» LISTING
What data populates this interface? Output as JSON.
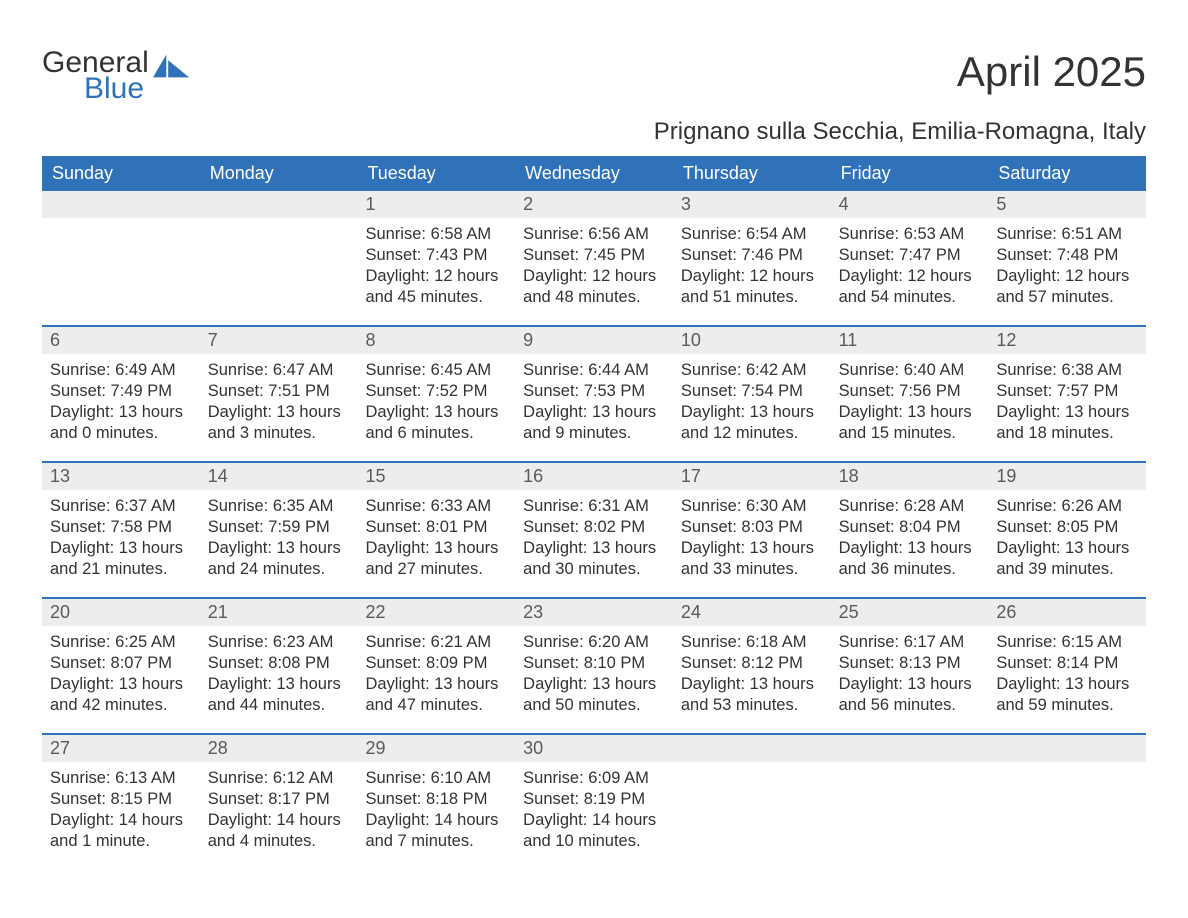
{
  "brand": {
    "word1": "General",
    "word2": "Blue",
    "sail_color": "#2f72b9"
  },
  "title": "April 2025",
  "subtitle": "Prignano sulla Secchia, Emilia-Romagna, Italy",
  "colors": {
    "header_bg": "#2f72b9",
    "header_text": "#ffffff",
    "daynum_bg": "#ededed",
    "daynum_text": "#5a5a5a",
    "body_text": "#333333",
    "page_bg": "#ffffff",
    "row_border": "#2f72b9"
  },
  "typography": {
    "title_fontsize": 42,
    "subtitle_fontsize": 24,
    "header_fontsize": 18,
    "daynum_fontsize": 18,
    "body_fontsize": 16.5,
    "font_family": "Arial"
  },
  "layout": {
    "columns": 7,
    "rows": 5,
    "leading_blanks": 2
  },
  "day_labels": [
    "Sunday",
    "Monday",
    "Tuesday",
    "Wednesday",
    "Thursday",
    "Friday",
    "Saturday"
  ],
  "days": [
    {
      "n": "1",
      "sr": "6:58 AM",
      "ss": "7:43 PM",
      "dl": "12 hours and 45 minutes."
    },
    {
      "n": "2",
      "sr": "6:56 AM",
      "ss": "7:45 PM",
      "dl": "12 hours and 48 minutes."
    },
    {
      "n": "3",
      "sr": "6:54 AM",
      "ss": "7:46 PM",
      "dl": "12 hours and 51 minutes."
    },
    {
      "n": "4",
      "sr": "6:53 AM",
      "ss": "7:47 PM",
      "dl": "12 hours and 54 minutes."
    },
    {
      "n": "5",
      "sr": "6:51 AM",
      "ss": "7:48 PM",
      "dl": "12 hours and 57 minutes."
    },
    {
      "n": "6",
      "sr": "6:49 AM",
      "ss": "7:49 PM",
      "dl": "13 hours and 0 minutes."
    },
    {
      "n": "7",
      "sr": "6:47 AM",
      "ss": "7:51 PM",
      "dl": "13 hours and 3 minutes."
    },
    {
      "n": "8",
      "sr": "6:45 AM",
      "ss": "7:52 PM",
      "dl": "13 hours and 6 minutes."
    },
    {
      "n": "9",
      "sr": "6:44 AM",
      "ss": "7:53 PM",
      "dl": "13 hours and 9 minutes."
    },
    {
      "n": "10",
      "sr": "6:42 AM",
      "ss": "7:54 PM",
      "dl": "13 hours and 12 minutes."
    },
    {
      "n": "11",
      "sr": "6:40 AM",
      "ss": "7:56 PM",
      "dl": "13 hours and 15 minutes."
    },
    {
      "n": "12",
      "sr": "6:38 AM",
      "ss": "7:57 PM",
      "dl": "13 hours and 18 minutes."
    },
    {
      "n": "13",
      "sr": "6:37 AM",
      "ss": "7:58 PM",
      "dl": "13 hours and 21 minutes."
    },
    {
      "n": "14",
      "sr": "6:35 AM",
      "ss": "7:59 PM",
      "dl": "13 hours and 24 minutes."
    },
    {
      "n": "15",
      "sr": "6:33 AM",
      "ss": "8:01 PM",
      "dl": "13 hours and 27 minutes."
    },
    {
      "n": "16",
      "sr": "6:31 AM",
      "ss": "8:02 PM",
      "dl": "13 hours and 30 minutes."
    },
    {
      "n": "17",
      "sr": "6:30 AM",
      "ss": "8:03 PM",
      "dl": "13 hours and 33 minutes."
    },
    {
      "n": "18",
      "sr": "6:28 AM",
      "ss": "8:04 PM",
      "dl": "13 hours and 36 minutes."
    },
    {
      "n": "19",
      "sr": "6:26 AM",
      "ss": "8:05 PM",
      "dl": "13 hours and 39 minutes."
    },
    {
      "n": "20",
      "sr": "6:25 AM",
      "ss": "8:07 PM",
      "dl": "13 hours and 42 minutes."
    },
    {
      "n": "21",
      "sr": "6:23 AM",
      "ss": "8:08 PM",
      "dl": "13 hours and 44 minutes."
    },
    {
      "n": "22",
      "sr": "6:21 AM",
      "ss": "8:09 PM",
      "dl": "13 hours and 47 minutes."
    },
    {
      "n": "23",
      "sr": "6:20 AM",
      "ss": "8:10 PM",
      "dl": "13 hours and 50 minutes."
    },
    {
      "n": "24",
      "sr": "6:18 AM",
      "ss": "8:12 PM",
      "dl": "13 hours and 53 minutes."
    },
    {
      "n": "25",
      "sr": "6:17 AM",
      "ss": "8:13 PM",
      "dl": "13 hours and 56 minutes."
    },
    {
      "n": "26",
      "sr": "6:15 AM",
      "ss": "8:14 PM",
      "dl": "13 hours and 59 minutes."
    },
    {
      "n": "27",
      "sr": "6:13 AM",
      "ss": "8:15 PM",
      "dl": "14 hours and 1 minute."
    },
    {
      "n": "28",
      "sr": "6:12 AM",
      "ss": "8:17 PM",
      "dl": "14 hours and 4 minutes."
    },
    {
      "n": "29",
      "sr": "6:10 AM",
      "ss": "8:18 PM",
      "dl": "14 hours and 7 minutes."
    },
    {
      "n": "30",
      "sr": "6:09 AM",
      "ss": "8:19 PM",
      "dl": "14 hours and 10 minutes."
    }
  ],
  "field_labels": {
    "sunrise": "Sunrise: ",
    "sunset": "Sunset: ",
    "daylight": "Daylight: "
  }
}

» WORK TO COMPLETE
All of the data needs repeating exactly, but the pictures do not.

» OUTPUT FOR THIS TASK
What data populates this interface? Output as JSON.
{
  "brand": {
    "word1": "General",
    "word2": "Blue",
    "sail_color": "#2f72b9"
  },
  "title": "April 2025",
  "subtitle": "Prignano sulla Secchia, Emilia-Romagna, Italy",
  "colors": {
    "header_bg": "#2f72b9",
    "header_text": "#ffffff",
    "daynum_bg": "#ededed",
    "daynum_text": "#5a5a5a",
    "body_text": "#333333",
    "page_bg": "#ffffff",
    "row_border": "#2f72b9"
  },
  "typography": {
    "title_fontsize": 42,
    "subtitle_fontsize": 24,
    "header_fontsize": 18,
    "daynum_fontsize": 18,
    "body_fontsize": 16.5,
    "font_family": "Arial"
  },
  "layout": {
    "columns": 7,
    "rows": 5,
    "leading_blanks": 2
  },
  "day_labels": [
    "Sunday",
    "Monday",
    "Tuesday",
    "Wednesday",
    "Thursday",
    "Friday",
    "Saturday"
  ],
  "days": [
    {
      "n": "1",
      "sr": "6:58 AM",
      "ss": "7:43 PM",
      "dl": "12 hours and 45 minutes."
    },
    {
      "n": "2",
      "sr": "6:56 AM",
      "ss": "7:45 PM",
      "dl": "12 hours and 48 minutes."
    },
    {
      "n": "3",
      "sr": "6:54 AM",
      "ss": "7:46 PM",
      "dl": "12 hours and 51 minutes."
    },
    {
      "n": "4",
      "sr": "6:53 AM",
      "ss": "7:47 PM",
      "dl": "12 hours and 54 minutes."
    },
    {
      "n": "5",
      "sr": "6:51 AM",
      "ss": "7:48 PM",
      "dl": "12 hours and 57 minutes."
    },
    {
      "n": "6",
      "sr": "6:49 AM",
      "ss": "7:49 PM",
      "dl": "13 hours and 0 minutes."
    },
    {
      "n": "7",
      "sr": "6:47 AM",
      "ss": "7:51 PM",
      "dl": "13 hours and 3 minutes."
    },
    {
      "n": "8",
      "sr": "6:45 AM",
      "ss": "7:52 PM",
      "dl": "13 hours and 6 minutes."
    },
    {
      "n": "9",
      "sr": "6:44 AM",
      "ss": "7:53 PM",
      "dl": "13 hours and 9 minutes."
    },
    {
      "n": "10",
      "sr": "6:42 AM",
      "ss": "7:54 PM",
      "dl": "13 hours and 12 minutes."
    },
    {
      "n": "11",
      "sr": "6:40 AM",
      "ss": "7:56 PM",
      "dl": "13 hours and 15 minutes."
    },
    {
      "n": "12",
      "sr": "6:38 AM",
      "ss": "7:57 PM",
      "dl": "13 hours and 18 minutes."
    },
    {
      "n": "13",
      "sr": "6:37 AM",
      "ss": "7:58 PM",
      "dl": "13 hours and 21 minutes."
    },
    {
      "n": "14",
      "sr": "6:35 AM",
      "ss": "7:59 PM",
      "dl": "13 hours and 24 minutes."
    },
    {
      "n": "15",
      "sr": "6:33 AM",
      "ss": "8:01 PM",
      "dl": "13 hours and 27 minutes."
    },
    {
      "n": "16",
      "sr": "6:31 AM",
      "ss": "8:02 PM",
      "dl": "13 hours and 30 minutes."
    },
    {
      "n": "17",
      "sr": "6:30 AM",
      "ss": "8:03 PM",
      "dl": "13 hours and 33 minutes."
    },
    {
      "n": "18",
      "sr": "6:28 AM",
      "ss": "8:04 PM",
      "dl": "13 hours and 36 minutes."
    },
    {
      "n": "19",
      "sr": "6:26 AM",
      "ss": "8:05 PM",
      "dl": "13 hours and 39 minutes."
    },
    {
      "n": "20",
      "sr": "6:25 AM",
      "ss": "8:07 PM",
      "dl": "13 hours and 42 minutes."
    },
    {
      "n": "21",
      "sr": "6:23 AM",
      "ss": "8:08 PM",
      "dl": "13 hours and 44 minutes."
    },
    {
      "n": "22",
      "sr": "6:21 AM",
      "ss": "8:09 PM",
      "dl": "13 hours and 47 minutes."
    },
    {
      "n": "23",
      "sr": "6:20 AM",
      "ss": "8:10 PM",
      "dl": "13 hours and 50 minutes."
    },
    {
      "n": "24",
      "sr": "6:18 AM",
      "ss": "8:12 PM",
      "dl": "13 hours and 53 minutes."
    },
    {
      "n": "25",
      "sr": "6:17 AM",
      "ss": "8:13 PM",
      "dl": "13 hours and 56 minutes."
    },
    {
      "n": "26",
      "sr": "6:15 AM",
      "ss": "8:14 PM",
      "dl": "13 hours and 59 minutes."
    },
    {
      "n": "27",
      "sr": "6:13 AM",
      "ss": "8:15 PM",
      "dl": "14 hours and 1 minute."
    },
    {
      "n": "28",
      "sr": "6:12 AM",
      "ss": "8:17 PM",
      "dl": "14 hours and 4 minutes."
    },
    {
      "n": "29",
      "sr": "6:10 AM",
      "ss": "8:18 PM",
      "dl": "14 hours and 7 minutes."
    },
    {
      "n": "30",
      "sr": "6:09 AM",
      "ss": "8:19 PM",
      "dl": "14 hours and 10 minutes."
    }
  ],
  "field_labels": {
    "sunrise": "Sunrise: ",
    "sunset": "Sunset: ",
    "daylight": "Daylight: "
  }
}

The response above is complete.